Extract the full set of records, then give each one again exactly.

- RECORD LIST -
-- BEGIN --
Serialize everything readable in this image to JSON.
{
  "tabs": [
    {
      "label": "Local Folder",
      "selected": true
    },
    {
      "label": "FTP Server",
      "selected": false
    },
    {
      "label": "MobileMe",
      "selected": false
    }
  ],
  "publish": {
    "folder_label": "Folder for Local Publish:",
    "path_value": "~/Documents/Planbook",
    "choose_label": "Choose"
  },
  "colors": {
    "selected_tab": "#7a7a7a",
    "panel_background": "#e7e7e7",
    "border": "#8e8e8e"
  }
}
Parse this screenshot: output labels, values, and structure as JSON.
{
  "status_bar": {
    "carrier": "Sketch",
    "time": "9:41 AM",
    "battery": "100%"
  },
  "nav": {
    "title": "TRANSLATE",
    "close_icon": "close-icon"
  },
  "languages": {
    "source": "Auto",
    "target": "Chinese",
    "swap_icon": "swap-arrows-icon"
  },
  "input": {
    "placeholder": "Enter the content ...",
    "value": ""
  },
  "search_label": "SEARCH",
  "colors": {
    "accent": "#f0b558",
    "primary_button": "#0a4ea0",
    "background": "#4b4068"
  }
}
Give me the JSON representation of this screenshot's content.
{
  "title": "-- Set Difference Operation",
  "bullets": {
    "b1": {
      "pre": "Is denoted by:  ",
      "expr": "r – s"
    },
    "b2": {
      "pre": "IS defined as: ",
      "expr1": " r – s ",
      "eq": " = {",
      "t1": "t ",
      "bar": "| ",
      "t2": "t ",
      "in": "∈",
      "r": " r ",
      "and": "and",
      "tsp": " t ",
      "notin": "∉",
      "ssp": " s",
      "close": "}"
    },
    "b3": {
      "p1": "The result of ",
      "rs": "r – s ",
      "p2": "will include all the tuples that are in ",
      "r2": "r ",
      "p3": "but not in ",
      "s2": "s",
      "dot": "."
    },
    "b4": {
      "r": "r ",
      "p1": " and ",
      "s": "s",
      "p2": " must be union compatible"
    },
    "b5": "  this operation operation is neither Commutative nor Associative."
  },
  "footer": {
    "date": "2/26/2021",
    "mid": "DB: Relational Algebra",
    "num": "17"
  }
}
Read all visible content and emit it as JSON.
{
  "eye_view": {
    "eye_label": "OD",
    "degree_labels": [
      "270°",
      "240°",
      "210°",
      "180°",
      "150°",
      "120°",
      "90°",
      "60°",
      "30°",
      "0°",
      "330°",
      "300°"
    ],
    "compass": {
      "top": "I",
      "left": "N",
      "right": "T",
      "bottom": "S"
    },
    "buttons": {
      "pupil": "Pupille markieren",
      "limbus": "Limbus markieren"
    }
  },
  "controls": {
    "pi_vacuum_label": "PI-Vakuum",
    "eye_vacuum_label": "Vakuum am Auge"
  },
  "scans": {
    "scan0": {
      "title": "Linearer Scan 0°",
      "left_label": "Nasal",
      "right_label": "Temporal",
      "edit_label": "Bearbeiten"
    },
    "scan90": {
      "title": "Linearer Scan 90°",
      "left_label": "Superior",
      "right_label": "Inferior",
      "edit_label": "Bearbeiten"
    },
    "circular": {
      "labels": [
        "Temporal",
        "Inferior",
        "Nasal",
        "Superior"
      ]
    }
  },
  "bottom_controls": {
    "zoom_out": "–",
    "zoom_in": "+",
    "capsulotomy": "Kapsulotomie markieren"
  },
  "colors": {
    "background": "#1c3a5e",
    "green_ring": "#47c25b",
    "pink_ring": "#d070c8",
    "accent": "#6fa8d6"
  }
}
-- END --
- CORRECT OUTPUT -
Serialize everything readable in this image to JSON.
{
  "tabs": [
    {
      "label": "Local Folder",
      "selected": true
    },
    {
      "label": "FTP Server",
      "selected": false
    },
    {
      "label": "MobileMe",
      "selected": false
    }
  ],
  "publish": {
    "folder_label": "Folder for Local Publish:",
    "path_value": "~/Documents/Planbook",
    "choose_label": "Choose"
  },
  "colors": {
    "selected_tab": "#7a7a7a",
    "panel_background": "#e7e7e7",
    "border": "#8e8e8e"
  }
}
Parse this screenshot: output labels, values, and structure as JSON.
{
  "status_bar": {
    "carrier": "Sketch",
    "time": "9:41 AM",
    "battery": "100%"
  },
  "nav": {
    "title": "TRANSLATE",
    "close_icon": "close-icon"
  },
  "languages": {
    "source": "Auto",
    "target": "Chinese",
    "swap_icon": "swap-arrows-icon"
  },
  "input": {
    "placeholder": "Enter the content ...",
    "value": ""
  },
  "search_label": "SEARCH",
  "colors": {
    "accent": "#f0b558",
    "primary_button": "#0a4ea0",
    "background": "#4b4068"
  }
}
Give me the JSON representation of this screenshot's content.
{
  "title": "-- Set Difference Operation",
  "bullets": {
    "b1": {
      "pre": "Is denoted by:  ",
      "expr": "r – s"
    },
    "b2": {
      "pre": "IS defined as: ",
      "expr1": " r – s ",
      "eq": " = {",
      "t1": "t ",
      "bar": "| ",
      "t2": "t ",
      "in": "∈",
      "r": " r ",
      "and": "and",
      "tsp": " t ",
      "notin": "∉",
      "ssp": " s",
      "close": "}"
    },
    "b3": {
      "p1": "The result of ",
      "rs": "r – s ",
      "p2": "will include all the tuples that are in ",
      "r2": "r ",
      "p3": "but not in ",
      "s2": "s",
      "dot": "."
    },
    "b4": {
      "r": "r ",
      "p1": " and ",
      "s": "s",
      "p2": " must be union compatible"
    },
    "b5": "  this operation operation is neither Commutative nor Associative."
  },
  "footer": {
    "date": "2/26/2021",
    "mid": "DB: Relational Algebra",
    "num": "17"
  }
}
Read all visible content and emit it as JSON.
{
  "eye_view": {
    "eye_label": "OD",
    "degree_labels": [
      "270°",
      "240°",
      "210°",
      "180°",
      "150°",
      "120°",
      "90°",
      "60°",
      "30°",
      "0°",
      "330°",
      "300°"
    ],
    "compass": {
      "top": "I",
      "left": "N",
      "right": "T",
      "bottom": "S"
    },
    "buttons": {
      "pupil": "Pupille markieren",
      "limbus": "Limbus markieren"
    }
  },
  "controls": {
    "pi_vacuum_label": "PI-Vakuum",
    "eye_vacuum_label": "Vakuum am Auge"
  },
  "scans": {
    "scan0": {
      "title": "Linearer Scan 0°",
      "left_label": "Nasal",
      "right_label": "Temporal",
      "edit_label": "Bearbeiten"
    },
    "scan90": {
      "title": "Linearer Scan 90°",
      "left_label": "Superior",
      "right_label": "Inferior",
      "edit_label": "Bearbeiten"
    },
    "circular": {
      "labels": [
        "Temporal",
        "Inferior",
        "Nasal",
        "Superior"
      ]
    }
  },
  "bottom_controls": {
    "zoom_out": "–",
    "zoom_in": "+",
    "capsulotomy": "Kapsulotomie markieren"
  },
  "colors": {
    "background": "#1c3a5e",
    "green_ring": "#47c25b",
    "pink_ring": "#d070c8",
    "accent": "#6fa8d6"
  }
}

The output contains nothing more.